Dabei unterscheiden sich die Methoden eigentlich wenig – auch Biodynamiker brauchen gesicherte Statistik, um eine Aussage treffen zu können. Doch sind die Fragen andere, kommen aus anderen Quellen und die Ergebnisse stehen zum Teil in einem anderen Interpretationskontext. Spieß formuliert es so: „Aus Erfahrung gewinnen, naturwissenschaftlich begründen, durch eine geistgemäße Betrachtung einbinden.” Eigentlich gilt das für jede Wissenschaft, dass vor und nach der Untersuchung Werturteile einfließen – schon bei der Auswahl einer Fragestellung. – man lese Max Weber, und doch ist gerade das oft Anstoß von Kritik.

Auch in Führungen vermittelt der Forscher die Ergebnisse seiner Arbeit
 

Wie erforscht man Kräftewirken?

> [Bereitgestellte Daten]:
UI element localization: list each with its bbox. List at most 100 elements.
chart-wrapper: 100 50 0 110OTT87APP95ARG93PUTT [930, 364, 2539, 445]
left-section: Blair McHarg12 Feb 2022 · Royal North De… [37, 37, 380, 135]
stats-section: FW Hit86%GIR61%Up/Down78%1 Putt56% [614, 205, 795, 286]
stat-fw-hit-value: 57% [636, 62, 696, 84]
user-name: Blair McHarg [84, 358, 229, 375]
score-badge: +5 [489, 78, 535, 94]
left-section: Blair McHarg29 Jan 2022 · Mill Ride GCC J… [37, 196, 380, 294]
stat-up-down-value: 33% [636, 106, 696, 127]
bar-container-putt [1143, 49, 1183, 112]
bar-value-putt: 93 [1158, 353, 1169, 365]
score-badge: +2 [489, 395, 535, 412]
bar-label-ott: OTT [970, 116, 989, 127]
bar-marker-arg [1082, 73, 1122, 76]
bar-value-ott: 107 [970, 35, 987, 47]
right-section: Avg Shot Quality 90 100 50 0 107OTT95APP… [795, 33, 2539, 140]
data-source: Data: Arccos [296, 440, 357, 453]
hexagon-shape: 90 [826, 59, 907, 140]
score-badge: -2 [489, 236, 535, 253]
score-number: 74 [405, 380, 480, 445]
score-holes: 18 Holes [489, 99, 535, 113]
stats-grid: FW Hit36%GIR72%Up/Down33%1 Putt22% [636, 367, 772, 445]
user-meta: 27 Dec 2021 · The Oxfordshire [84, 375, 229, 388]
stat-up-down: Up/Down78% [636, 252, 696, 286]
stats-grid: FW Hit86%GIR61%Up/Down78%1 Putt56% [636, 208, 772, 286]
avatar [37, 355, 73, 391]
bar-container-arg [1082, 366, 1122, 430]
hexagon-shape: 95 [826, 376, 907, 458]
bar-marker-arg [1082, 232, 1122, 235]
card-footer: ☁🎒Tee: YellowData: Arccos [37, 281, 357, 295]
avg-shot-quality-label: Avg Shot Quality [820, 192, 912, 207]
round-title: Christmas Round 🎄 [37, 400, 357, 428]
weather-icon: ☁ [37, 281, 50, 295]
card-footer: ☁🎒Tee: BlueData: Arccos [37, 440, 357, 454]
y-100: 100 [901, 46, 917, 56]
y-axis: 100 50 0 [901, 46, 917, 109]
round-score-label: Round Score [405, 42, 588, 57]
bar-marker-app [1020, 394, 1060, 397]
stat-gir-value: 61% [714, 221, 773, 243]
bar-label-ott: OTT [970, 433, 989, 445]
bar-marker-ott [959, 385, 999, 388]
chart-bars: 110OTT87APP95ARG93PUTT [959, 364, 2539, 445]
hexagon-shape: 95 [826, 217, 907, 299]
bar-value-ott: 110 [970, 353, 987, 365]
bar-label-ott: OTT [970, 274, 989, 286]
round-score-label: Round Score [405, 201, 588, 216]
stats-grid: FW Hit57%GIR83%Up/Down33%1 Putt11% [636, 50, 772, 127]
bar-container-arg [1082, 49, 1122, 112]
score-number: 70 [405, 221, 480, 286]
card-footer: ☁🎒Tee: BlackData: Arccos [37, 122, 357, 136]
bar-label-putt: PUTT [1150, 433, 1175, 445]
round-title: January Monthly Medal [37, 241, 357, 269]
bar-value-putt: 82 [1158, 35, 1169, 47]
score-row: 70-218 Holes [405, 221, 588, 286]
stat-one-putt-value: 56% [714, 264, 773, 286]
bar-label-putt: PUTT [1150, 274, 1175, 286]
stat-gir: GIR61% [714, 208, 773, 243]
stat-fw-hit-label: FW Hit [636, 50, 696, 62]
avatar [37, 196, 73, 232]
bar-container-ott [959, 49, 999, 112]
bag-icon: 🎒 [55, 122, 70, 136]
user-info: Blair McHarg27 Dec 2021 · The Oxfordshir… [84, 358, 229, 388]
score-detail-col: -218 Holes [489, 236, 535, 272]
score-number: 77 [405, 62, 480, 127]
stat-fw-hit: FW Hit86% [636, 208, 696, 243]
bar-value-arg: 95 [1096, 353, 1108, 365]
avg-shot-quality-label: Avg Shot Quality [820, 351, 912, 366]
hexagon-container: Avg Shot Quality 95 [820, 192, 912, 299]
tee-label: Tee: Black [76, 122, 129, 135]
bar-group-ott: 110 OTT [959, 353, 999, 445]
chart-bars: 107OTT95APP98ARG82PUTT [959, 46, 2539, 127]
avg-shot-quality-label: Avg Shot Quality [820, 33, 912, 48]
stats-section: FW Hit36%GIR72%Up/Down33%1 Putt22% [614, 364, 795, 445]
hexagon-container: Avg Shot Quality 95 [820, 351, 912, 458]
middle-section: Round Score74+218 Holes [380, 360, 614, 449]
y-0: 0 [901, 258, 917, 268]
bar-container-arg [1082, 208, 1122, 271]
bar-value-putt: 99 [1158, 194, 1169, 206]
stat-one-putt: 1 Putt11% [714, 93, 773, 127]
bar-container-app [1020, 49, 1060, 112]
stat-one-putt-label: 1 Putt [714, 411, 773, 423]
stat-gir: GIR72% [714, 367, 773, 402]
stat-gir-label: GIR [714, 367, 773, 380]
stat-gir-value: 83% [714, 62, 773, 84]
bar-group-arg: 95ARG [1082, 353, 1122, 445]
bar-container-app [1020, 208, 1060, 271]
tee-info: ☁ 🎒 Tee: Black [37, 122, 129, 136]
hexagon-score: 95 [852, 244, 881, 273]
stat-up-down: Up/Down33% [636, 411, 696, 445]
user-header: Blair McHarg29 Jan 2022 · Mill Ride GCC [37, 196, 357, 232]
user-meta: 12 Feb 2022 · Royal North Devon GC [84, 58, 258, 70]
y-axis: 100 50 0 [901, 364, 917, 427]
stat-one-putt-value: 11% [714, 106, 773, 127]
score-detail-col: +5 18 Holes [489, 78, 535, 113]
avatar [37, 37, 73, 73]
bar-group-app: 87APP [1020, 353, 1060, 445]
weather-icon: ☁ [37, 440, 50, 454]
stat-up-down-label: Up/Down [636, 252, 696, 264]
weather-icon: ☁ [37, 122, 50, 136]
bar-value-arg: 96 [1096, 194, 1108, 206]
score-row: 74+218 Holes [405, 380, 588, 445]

> [Übungsaufgaben]:
(a) Zum Textauszug sind diese Fragen knapp zu beantworten:
(i) Was brauchen laut Text auch Biodynamiker, um eine Aussage treffen zu können?
(ii) Wessen Schriften soll man zum Einfließen von Werturteilen in die Wissenschaft lesen?
(iii) Wo vermittelt der Forscher die Ergebnisse seiner Arbeit ebenfalls?
(b) Der Textauszug über biodynamische Forschung soll nach der Zwischenüberschrift „Wie erforscht man Kräftewirken?“ weitergeführt werden.
Die Datensätze sind eigenständiges Material und gehören nicht zum Textauszug.

> [Erwartete Lösungen]:
(a)
(i) Gesicherte Statistik.
(ii) Die Schriften von Max Weber.
(iii) In Führungen.

(b)
Allerdings muss man sich, wenn man wie die Biodynamiker davon ausgeht, dass Leben nicht von Stoffen sondern von Kräften bewirkt wird, auch auf die Suche nach neuen Methoden der Wissenschaft machen. „Lebendiges erkennt Lebendiges” zitiert Spieß den Ansatz von Goethe und Steiner. Was das heißt, dämmert vielleicht am ehesten den Gen- und Zellforschern, die zur Erklärung des Kleinsten ein höheres Regulativ postulieren müssen. Für das Biologisch-Dyamische heisst es schon immer: der Untersuchungsgegenstand geht über das Stoffliche hinaus, denn: Wie geschieht Wachstum? Wer gestaltet da? Auch bei den Stoffen erkennt man zunehmend die wichtige Rolle von Gestaltphänomenen: Zum Beispiel wird harmloses Prionenprotein bei gleicher Zusammensetzung, aber etwas anders gefaltet plötzlich zum BSE-Erreger.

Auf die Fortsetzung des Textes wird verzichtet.